===== Information provided =====

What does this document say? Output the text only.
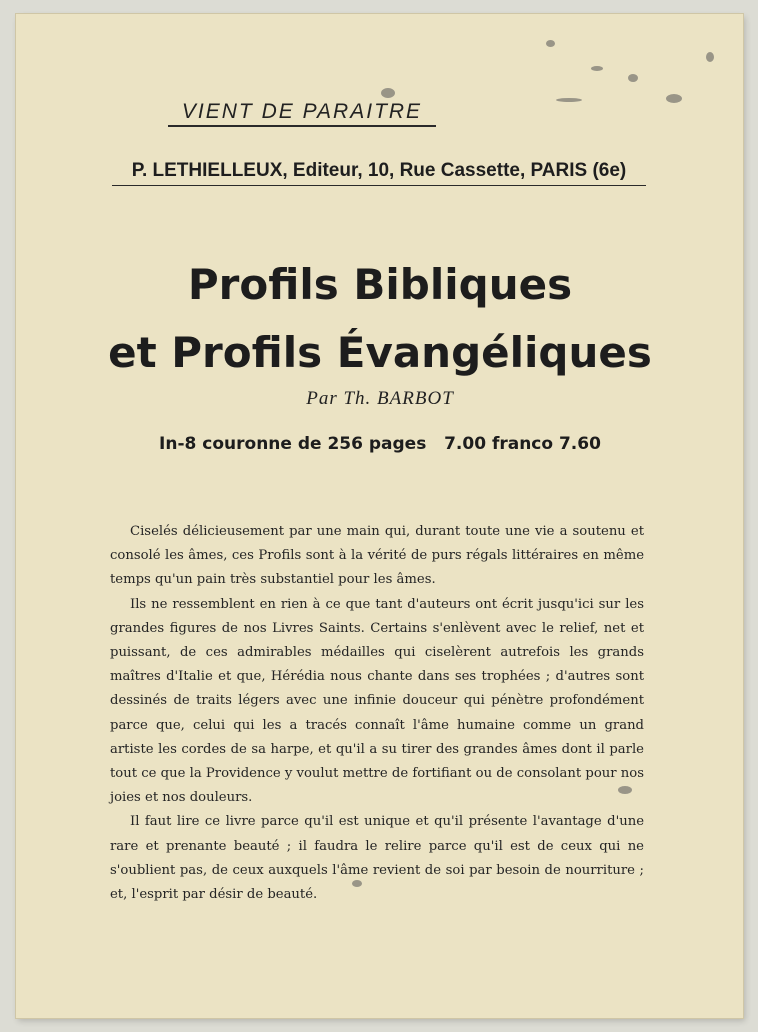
VIENT DE PARAITRE
P. LETHIELLEUX, Editeur, 10, Rue Cassette, PARIS (6e)
Profils Bibliques
et Profils Évangéliques
Par Th. BARBOT
In-8 couronne de 256 pages   7.00 franco 7.60

Ciselés délicieusement par une main qui, durant toute une vie a soutenu et consolé les âmes, ces Profils sont à la vérité de purs régals littéraires en même temps qu'un pain très substantiel pour les âmes.

Ils ne ressemblent en rien à ce que tant d'auteurs ont écrit jusqu'ici sur les grandes figures de nos Livres Saints. Certains s'enlèvent avec le relief, net et puissant, de ces admirables médailles qui ciselèrent autrefois les grands maîtres d'Italie et que, Hérédia nous chante dans ses trophées ; d'autres sont dessinés de traits légers avec une infinie douceur qui pénètre profondément parce que, celui qui les a tracés connaît l'âme humaine comme un grand artiste les cordes de sa harpe, et qu'il a su tirer des grandes âmes dont il parle tout ce que la Providence y voulut mettre de fortifiant ou de consolant pour nos joies et nos douleurs.

Il faut lire ce livre parce qu'il est unique et qu'il présente l'avantage d'une rare et prenante beauté ; il faudra le relire parce qu'il est de ceux qui ne s'oublient pas, de ceux auxquels l'âme revient de soi par besoin de nourriture ; et, l'esprit par désir de beauté.
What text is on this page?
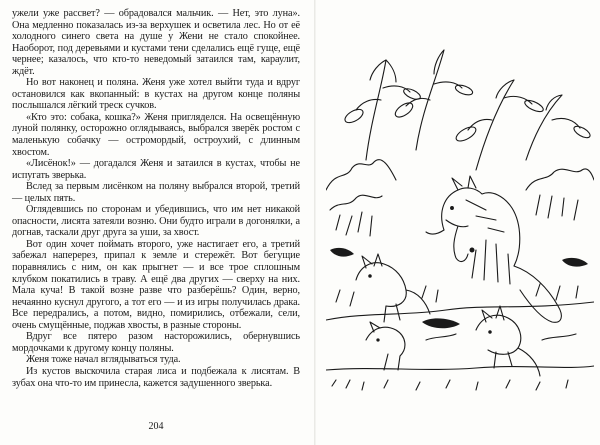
ужели уже рассвет? — обрадовался мальчик. — Нет, это луна». Она медленно показалась из-за верхушек и осветила лес. Но от её холодного синего света на душе у Жени не стало спокойнее. Наоборот, под деревьями и кустами тени сделались ещё гуще, ещё чернее; казалось, что кто-то неведомый затаился там, караулит, ждёт.

Но вот наконец и поляна. Женя уже хотел выйти туда и вдруг остановился как вкопанный: в кустах на другом конце поляны послышался лёгкий треск сучков.

«Кто это: собака, кошка?» Женя пригляделся. На освещённую луной полянку, осторожно оглядываясь, выбрался зверёк ростом с маленькую собачку — остромордый, остроухий, с длинным хвостом.

«Лисёнок!» — догадался Женя и затаился в кустах, чтобы не испугать зверька.

Вслед за первым лисёнком на поляну выбрался второй, третий — целых пять.

Оглядевшись по сторонам и убедившись, что им нет никакой опасности, лисята затеяли возню. Они будто играли в догонялки, а догнав, таскали друг друга за уши, за хвост.

Вот один хочет поймать второго, уже настигает его, а третий забежал наперерез, припал к земле и стережёт. Вот бегущие поравнялись с ним, он как прыгнет — и все трое сплошным клубком покатились в траву. А ещё два других — сверху на них. Мала куча! В такой возне разве что разберёшь? Один, верно, нечаянно куснул другого, а тот его — и из игры получилась драка. Все передрались, а потом, видно, помирились, отбежали, сели, очень смущённые, поджав хвосты, в разные стороны.

Вдруг все пятеро разом насторожились, обернувшись мордочками к другому концу поляны.

Женя тоже начал вглядываться туда.

Из кустов выскочила старая лиса и подбежала к лисятам. В зубах она что-то им принесла, кажется задушенного зверька.

204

=====

→ Exercise brief: Report only the number of lines in the listing that contain the word "поляны".

→ Solution below: 2